> **Short problem**
Everything from the line holding "Type out the text in this image." to the end of the listing below should be copied exactly, line for line, minus the pictures.

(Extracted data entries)
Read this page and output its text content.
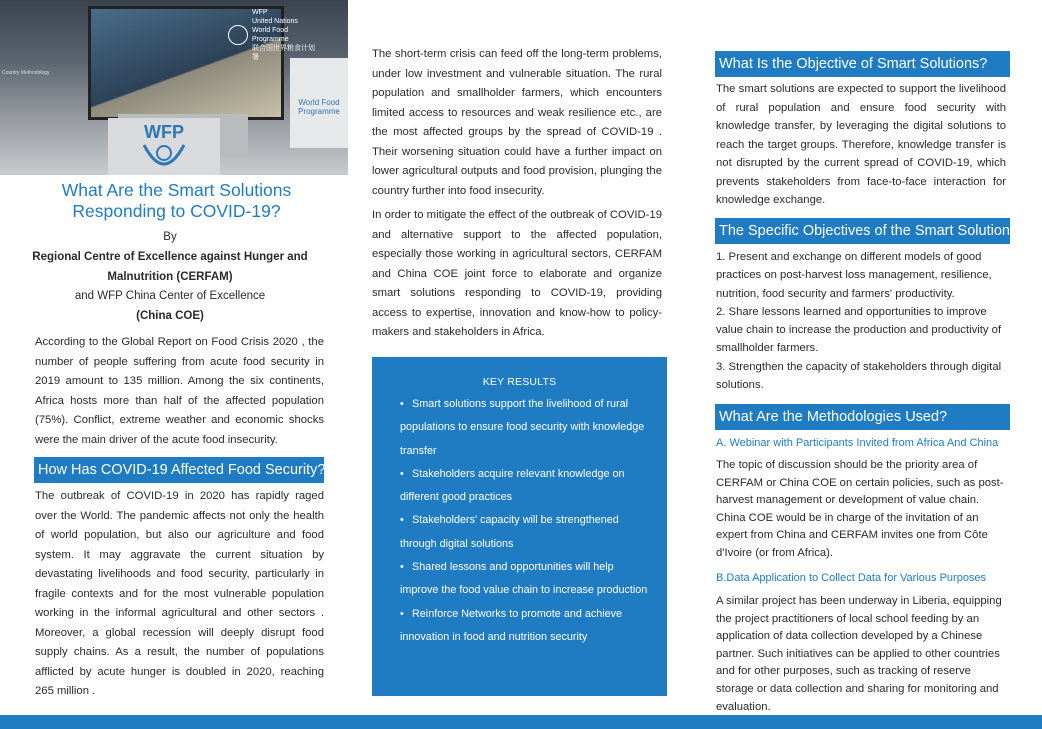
WFP
United Nations
World Food Programme
联合国世界粮食计划署
WFP
World Food
Programme
Country Methodology
What Are the Smart Solutions Responding to COVID-19?
By
Regional Centre of Excellence against Hunger and
Malnutrition (CERFAM)
and WFP China Center of Excellence
(China COE)
According to the Global Report on Food Crisis 2020 , the number of people suffering from acute food security in 2019 amount to 135 million. Among the six continents, Africa hosts more than half of the affected population (75%). Conflict, extreme weather and economic shocks were the main driver of the acute food insecurity.
How Has COVID-19 Affected Food Security?
The outbreak of COVID-19 in 2020 has rapidly raged over the World. The pandemic affects not only the health of world population, but also our agriculture and food system. It may aggravate the current situation by devastating livelihoods and food security, particularly in fragile contexts and for the most vulnerable population working in the informal agricultural and other sectors . Moreover, a global recession will deeply disrupt food supply chains. As a result, the number of populations afflicted by acute hunger is doubled in 2020, reaching 265 million .
The short-term crisis can feed off the long-term problems, under low investment and vulnerable situation. The rural population and smallholder farmers, which encounters limited access to resources and weak resilience etc., are the most affected groups by the spread of COVID-19 . Their worsening situation could have a further impact on lower agricultural outputs and food provision, plunging the country further into food insecurity.
In order to mitigate the effect of the outbreak of COVID-19 and alternative support to the affected population, especially those working in agricultural sectors, CERFAM and China COE joint force to elaborate and organize smart solutions responding to COVID-19, providing access to expertise, innovation and know-how to policy-makers and stakeholders in Africa.
KEY RESULTS
• Smart solutions support the livelihood of rural populations to ensure food security with knowledge transfer
• Stakeholders acquire relevant knowledge on different good practices
• Stakeholders' capacity will be strengthened through digital solutions
• Shared lessons and opportunities will help improve the food value chain to increase production
• Reinforce Networks to promote and achieve innovation in food and nutrition security
What Is the Objective of Smart Solutions?
The smart solutions are expected to support the livelihood of rural population and ensure food security with knowledge transfer, by leveraging the digital solutions to reach the target groups. Therefore, knowledge transfer is not disrupted by the current spread of COVID-19, which prevents stakeholders from face-to-face interaction for knowledge exchange.
The Specific Objectives of the Smart Solutions:
1. Present and exchange on different models of good practices on post-harvest loss management, resilience, nutrition, food security and farmers' productivity.
2. Share lessons learned and opportunities to improve value chain to increase the production and productivity of smallholder farmers.
3. Strengthen the capacity of stakeholders through digital solutions.
What Are the Methodologies Used?
A. Webinar with Participants Invited from Africa And China
The topic of discussion should be the priority area of CERFAM or China COE on certain policies, such as post-harvest management or development of value chain. China COE would be in charge of the invitation of an expert from China and CERFAM invites one from Côte d'Ivoire (or from Africa).
B.Data Application to Collect Data for Various Purposes
A similar project has been underway in Liberia, equipping the project practitioners of local school feeding by an application of data collection developed by a Chinese partner. Such initiatives can be applied to other countries and for other purposes, such as tracking of reserve storage or data collection and sharing for monitoring and evaluation.
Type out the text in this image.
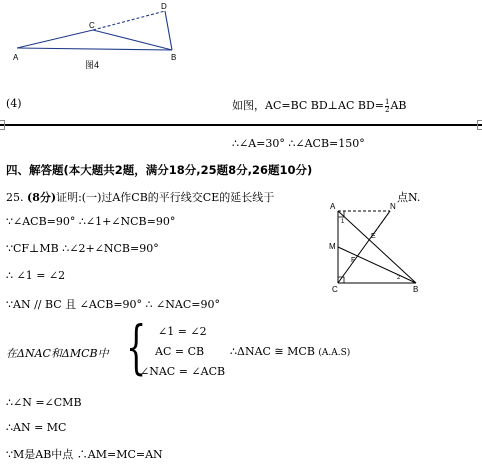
A
C
D
B
图4
(4)	如图，AC=BC BD⊥AC $BD= \frac{1}{2}$ AB
∴∠A=30° ∴∠ACB=150°
四、解答题(本大题共2题，满分18分,25题8分,26题10分)
25. (8分)证明:(一)过A作CB的平行线交CE的延长线于	点N.
∵∠ACB=90° ∴∠1+∠NCB=90°
∵CF⊥MB ∴∠2+∠NCB=90°
∴ ∠1 = ∠2
∵AN // BC 且 ∠ACB=90° ∴ ∠NAC=90°
在ΔNAC和ΔMCB中 { ∠1 = ∠2
AC = CB
∠NAC = ∠ACB
∴ΔNAC ≅ MCB (A.A.S)
∴∠N =∠CMB
∴AN = MC
∵M是AB中点 ∴AM=MC=AN
A	N
E
M
F
C	B
1
2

> **Result for this exercise**
Type out the text in this image.
A
C
D
B
图4
(4)	如图，AC=BC BD⊥AC $BD= \frac{1}{2}$ AB
∴∠A=30° ∴∠ACB=150°
四、解答题(本大题共2题，满分18分,25题8分,26题10分)
25. (8分)证明:(一)过A作CB的平行线交CE的延长线于	点N.
∵∠ACB=90° ∴∠1+∠NCB=90°
∵CF⊥MB ∴∠2+∠NCB=90°
∴ ∠1 = ∠2
∵AN // BC 且 ∠ACB=90° ∴ ∠NAC=90°
在ΔNAC和ΔMCB中 { ∠1 = ∠2
AC = CB
∠NAC = ∠ACB
∴ΔNAC ≅ MCB (A.A.S)
∴∠N =∠CMB
∴AN = MC
∵M是AB中点 ∴AM=MC=AN
A	N
E
M
F
C	B
1
2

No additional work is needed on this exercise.